> What to produce
In the data below, find every line with the string "Paano" and pull it out.
Begin Listed entries
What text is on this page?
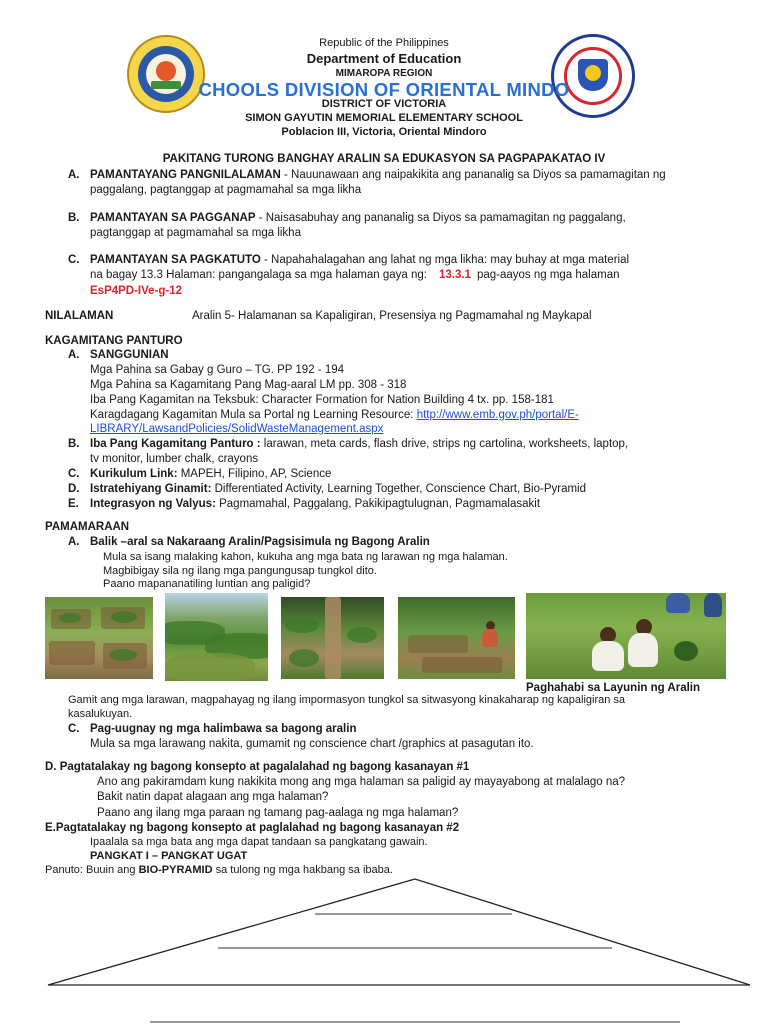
Republic of the Philippines
Department of Education
MIMAROPA REGION
CHOOLS DIVISION OF ORIENTAL MINDO
DISTRICT OF VICTORIA
SIMON GAYUTIN MEMORIAL ELEMENTARY SCHOOL
Poblacion III, Victoria, Oriental Mindoro
PAKITANG TURONG BANGHAY ARALIN SA EDUKASYON SA PAGPAPAKATAO IV
A. PAMANTAYANG PANGNILALAMAN - Nauunawaan ang naipakikita ang pananalig sa Diyos sa pamamagitan ng
paggalang, pagtanggap at pagmamahal sa mga likha
B. PAMANTAYAN SA PAGGANAP - Naisasabuhay ang pananalig sa Diyos sa pamamagitan ng paggalang,
pagtanggap at pagmamahal sa mga likha
C. PAMANTAYAN SA PAGKATUTO - Napahahalagahan ang lahat ng mga likha: may buhay at mga material
na bagay 13.3 Halaman: pangangalaga sa mga halaman gaya ng: 13.3.1 pag-aayos ng mga halaman
EsP4PD-IVe-g-12
NILALAMAN	Aralin 5- Halamanan sa Kapaligiran, Presensiya ng Pagmamahal ng Maykapal
KAGAMITANG PANTURO
A. SANGGUNIAN
Mga Pahina sa Gabay g Guro – TG. PP 192 - 194
Mga Pahina sa Kagamitang Pang Mag-aaral LM pp. 308 - 318
Iba Pang Kagamitan na Teksbuk: Character Formation for Nation Building 4 tx. pp. 158-181
Karagdagang Kagamitan Mula sa Portal ng Learning Resource: http://www.emb.gov.ph/portal/E-
LIBRARY/LawsandPolicies/SolidWasteManagement.aspx
B. Iba Pang Kagamitang Panturo : larawan, meta cards, flash drive, strips ng cartolina, worksheets, laptop,
tv monitor, lumber chalk, crayons
C. Kurikulum Link: MAPEH, Filipino, AP, Science
D. Istratehiyang Ginamit: Differentiated Activity, Learning Together, Conscience Chart, Bio-Pyramid
E. Integrasyon ng Valyus: Pagmamahal, Paggalang, Pakikipagtulugnan, Pagmamalasakit
PAMAMARAAN
A. Balik –aral sa Nakaraang Aralin/Pagsisimula ng Bagong Aralin
Mula sa isang malaking kahon, kukuha ang mga bata ng larawan ng mga halaman.
Magbibigay sila ng ilang mga pangungusap tungkol dito.
Paano mapananatiling luntian ang paligid?
Paghahabi sa Layunin ng Aralin
Gamit ang mga larawan, magpahayag ng ilang impormasyon tungkol sa sitwasyong kinakaharap ng kapaligiran sa
kasalukuyan.
C. Pag-uugnay ng mga halimbawa sa bagong aralin
Mula sa mga larawang nakita, gumamit ng conscience chart /graphics at pasagutan ito.
D. Pagtatalakay ng bagong konsepto at pagalalahad ng bagong kasanayan #1
Ano ang pakiramdam kung nakikita mong ang mga halaman sa paligid ay mayayabong at malalago na?
Bakit natin dapat alagaan ang mga halaman?
Paano ang ilang mga paraan ng tamang pag-aalaga ng mga halaman?
E.Pagtatalakay ng bagong konsepto at paglalahad ng bagong kasanayan #2
Ipaalala sa mga bata ang mga dapat tandaan sa pangkatang gawain.
PANGKAT I – PANGKAT UGAT
Panuto: Buuin ang BIO-PYRAMID sa tulong ng mga hakbang sa ibaba.
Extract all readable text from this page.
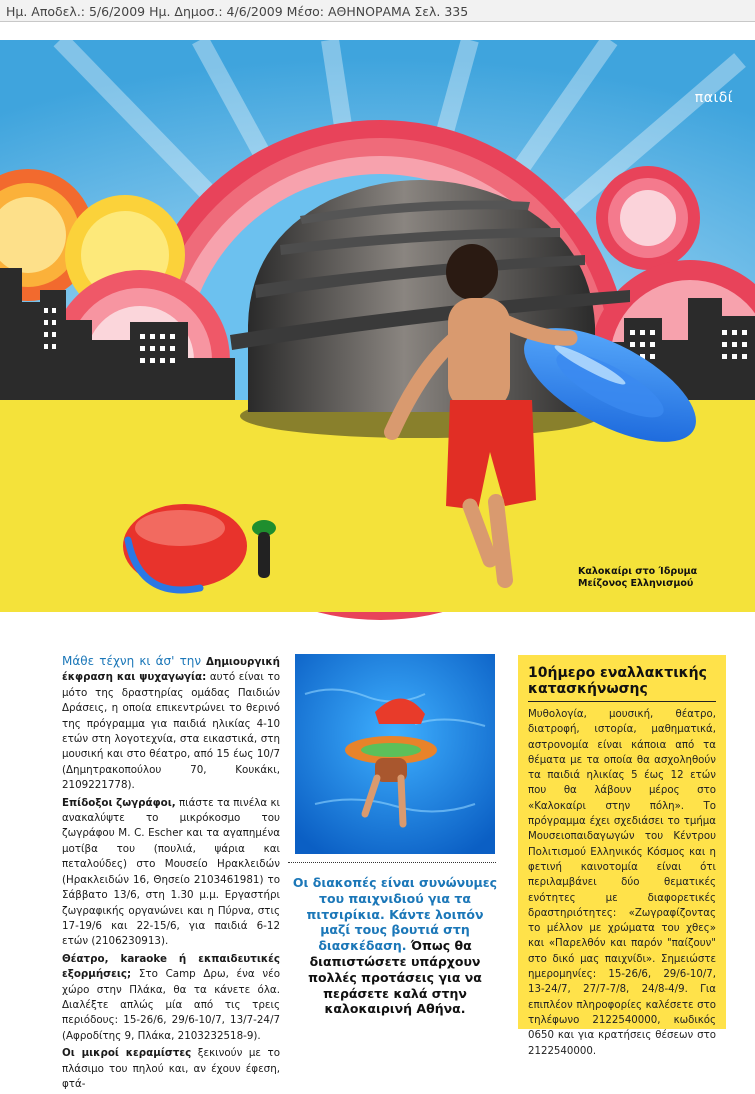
Ημ. Αποδελ.: 5/6/2009 Ημ. Δημοσ.: 4/6/2009 Μέσο: ΑΘΗΝΟΡΑΜΑ Σελ. 335
παιδί
Καλοκαίρι στο Ίδρυμα Μείζονος Ελληνισμού

Μάθε τέχνη κι άσ' την Δημιουργική έκφραση και ψυχαγωγία: αυτό είναι το μότο της δραστηρίας ομάδας Παιδιών Δράσεις, η οποία επικεντρώνει το θερινό της πρόγραμμα για παιδιά ηλικίας 4-10 ετών στη λογοτεχνία, στα εικαστικά, στη μουσική και στο θέατρο, από 15 έως 10/7 (Δημητρακοπούλου 70, Κουκάκι, 2109221778).

Επίδοξοι ζωγράφοι, πιάστε τα πινέλα κι ανακαλύψτε το μικρόκοσμο του ζωγράφου M. C. Escher και τα αγαπημένα μοτίβα του (πουλιά, ψάρια και πεταλούδες) στο Μουσείο Ηρακλειδών (Ηρακλειδών 16, Θησείο 2103461981) το Σάββατο 13/6, στη 1.30 μ.μ. Εργαστήρι ζωγραφικής οργανώνει και η Πύρνα, στις 17-19/6 και 22-15/6, για παιδιά 6-12 ετών (2106230913).

Θέατρο, karaoke ή εκπαιδευτικές εξορμήσεις; Στο Camp Δρω, ένα νέο χώρο στην Πλάκα, θα τα κάνετε όλα. Διαλέξτε απλώς μία από τις τρεις περιόδους: 15-26/6, 29/6-10/7, 13/7-24/7 (Αφροδίτης 9, Πλάκα, 2103232518-9).

Οι μικροί κεραμίστες ξεκινούν με το πλάσιμο του πηλού και, αν έχουν έφεση, φτά-

Οι διακοπές είναι συνώνυμες του παιχνιδιού για τα πιτσιρίκια. Κάντε λοιπόν μαζί τους βουτιά στη διασκέδαση. Όπως θα διαπιστώσετε υπάρχουν πολλές προτάσεις για να περάσετε καλά στην καλοκαιρινή Αθήνα.
10ήμερο εναλλακτικής κατασκήνωσης
Μυθολογία, μουσική, θέατρο, διατροφή, ιστορία, μαθηματικά, αστρονομία είναι κάποια από τα θέματα με τα οποία θα ασχοληθούν τα παιδιά ηλικίας 5 έως 12 ετών που θα λάβουν μέρος στο «Καλοκαίρι στην πόλη». Το πρόγραμμα έχει σχεδιάσει το τμήμα Μουσειοπαιδαγωγών του Κέντρου Πολιτισμού Ελληνικός Κόσμος και η φετινή καινοτομία είναι ότι περιλαμβάνει δύο θεματικές ενότητες με διαφορετικές δραστηριότητες: «Ζωγραφίζοντας το μέλλον με χρώματα του χθες» και «Παρελθόν και παρόν "παίζουν" στο δικό μας παιχνίδι». Σημειώστε ημερομηνίες: 15-26/6, 29/6-10/7, 13-24/7, 27/7-7/8, 24/8-4/9. Για επιπλέον πληροφορίες καλέσετε στο τηλέφωνο 2122540000, κωδικός 0650 και για κρατήσεις θέσεων στο 2122540000.
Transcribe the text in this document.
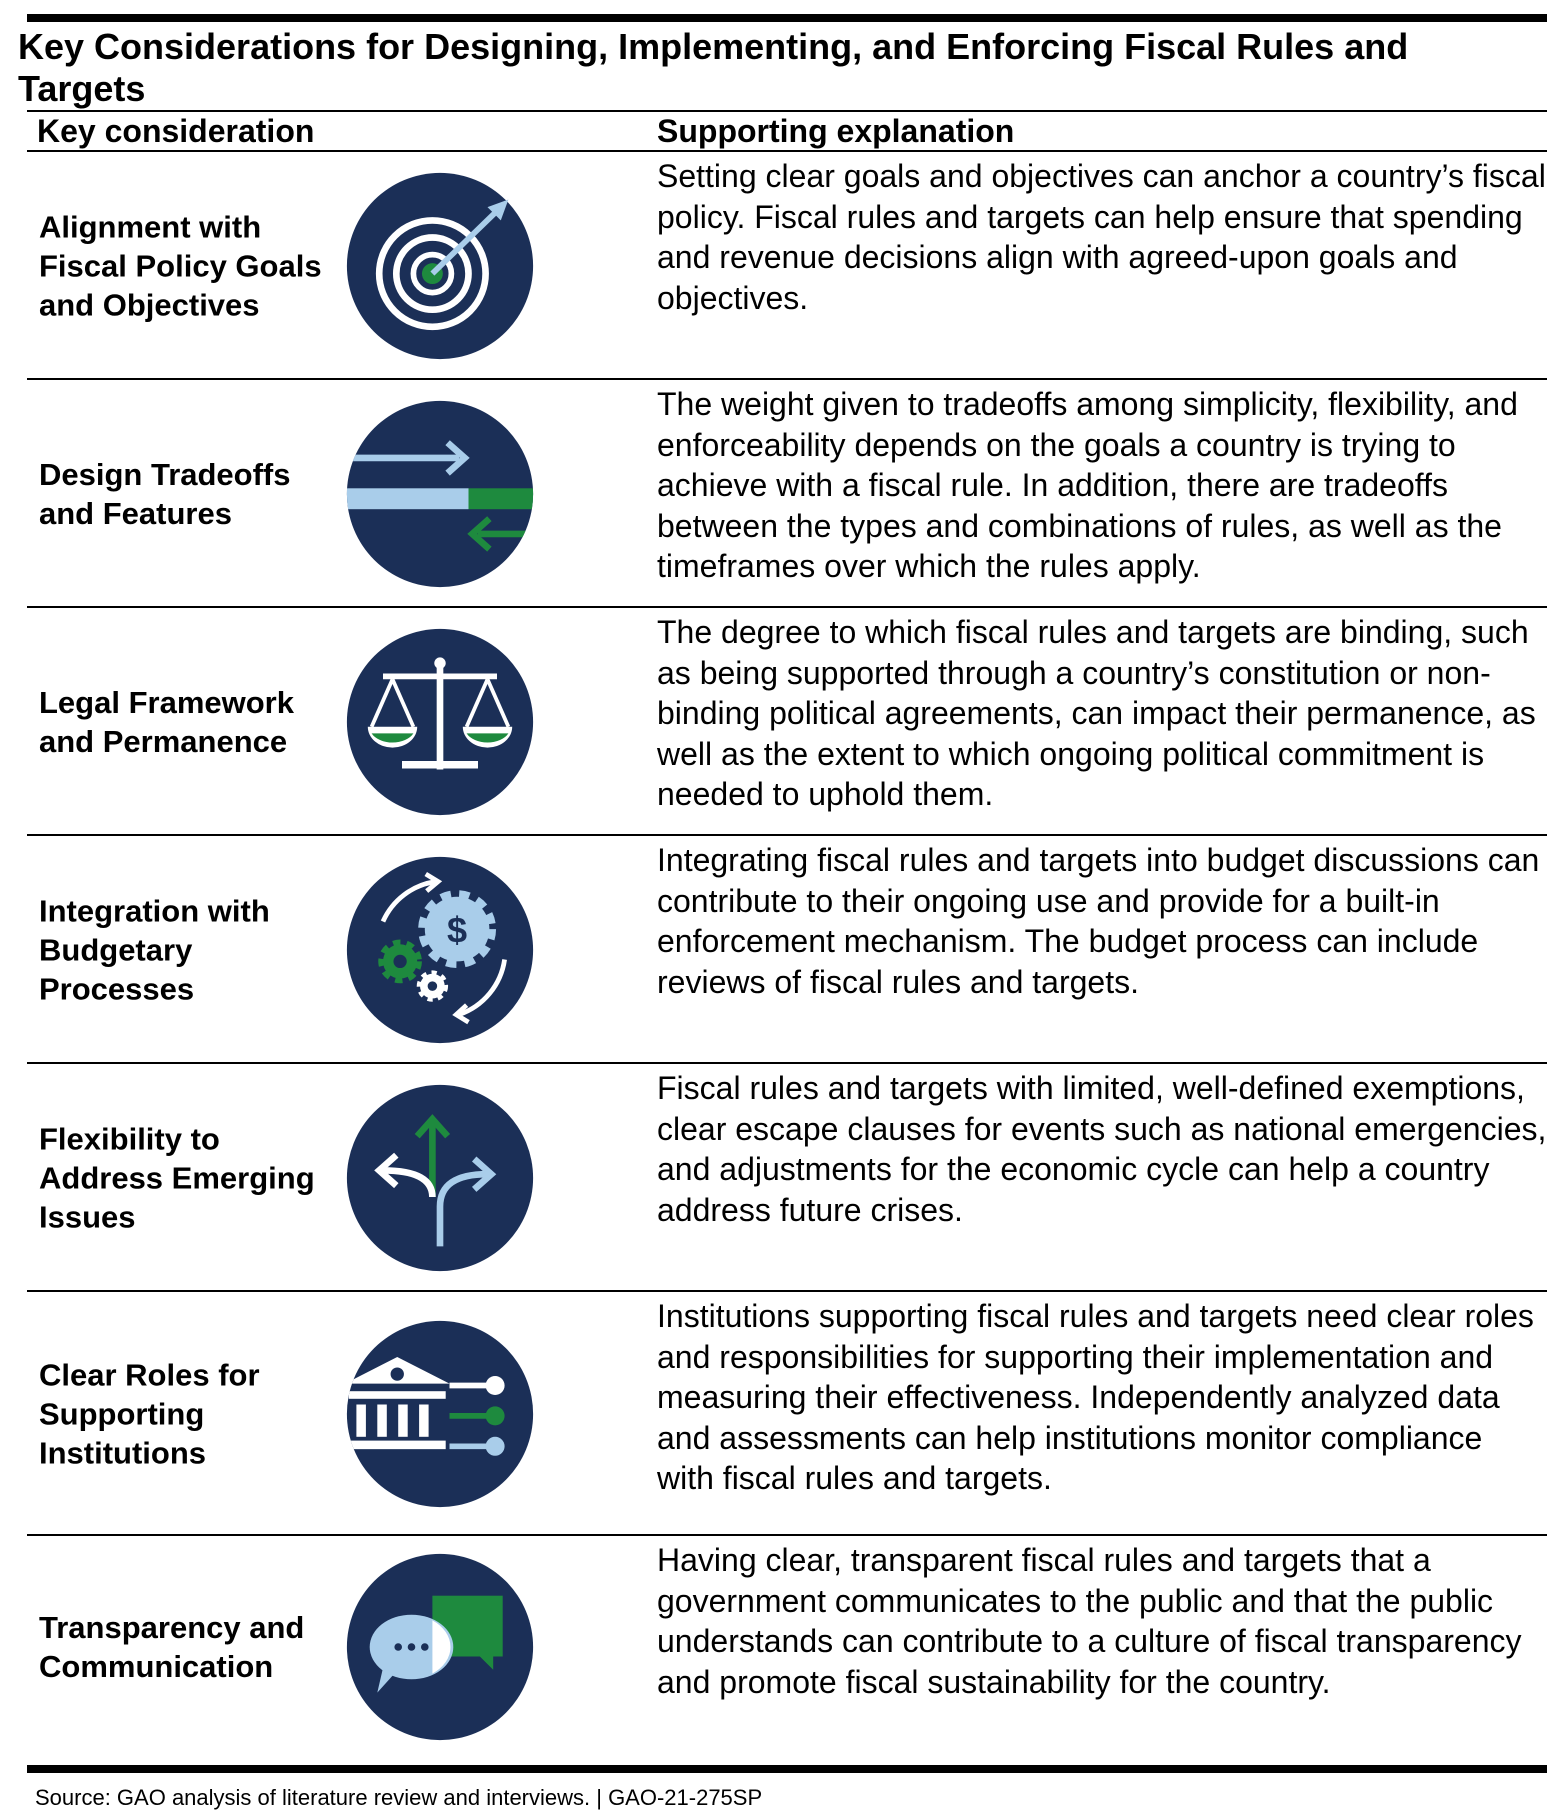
Key Considerations for Designing, Implementing, and Enforcing Fiscal Rules and Targets
Key consideration	Supporting explanation
Alignment with Fiscal Policy Goals and Objectives
Setting clear goals and objectives can anchor a country’s fiscal policy. Fiscal rules and targets can help ensure that spending and revenue decisions align with agreed-upon goals and objectives.
Design Tradeoffs and Features
The weight given to tradeoffs among simplicity, flexibility, and enforceability depends on the goals a country is trying to achieve with a fiscal rule. In addition, there are tradeoffs between the types and combinations of rules, as well as the timeframes over which the rules apply.
Legal Framework and Permanence
The degree to which fiscal rules and targets are binding, such as being supported through a country’s constitution or non-binding political agreements, can impact their permanence, as well as the extent to which ongoing political commitment is needed to uphold them.
Integration with Budgetary Processes
$
Integrating fiscal rules and targets into budget discussions can contribute to their ongoing use and provide for a built-in enforcement mechanism. The budget process can include reviews of fiscal rules and targets.
Flexibility to Address Emerging Issues
Fiscal rules and targets with limited, well-defined exemptions, clear escape clauses for events such as national emergencies, and adjustments for the economic cycle can help a country address future crises.
Clear Roles for Supporting Institutions
Institutions supporting fiscal rules and targets need clear roles and responsibilities for supporting their implementation and measuring their effectiveness. Independently analyzed data and assessments can help institutions monitor compliance with fiscal rules and targets.
Transparency and Communication
Having clear, transparent fiscal rules and targets that a government communicates to the public and that the public understands can contribute to a culture of fiscal transparency and promote fiscal sustainability for the country.
Source: GAO analysis of literature review and interviews. | GAO-21-275SP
End Listed entries
> Reply
Paano mapananatiling luntian ang paligid?
Paano ang ilang mga paraan ng tamang pag-aalaga ng mga halaman?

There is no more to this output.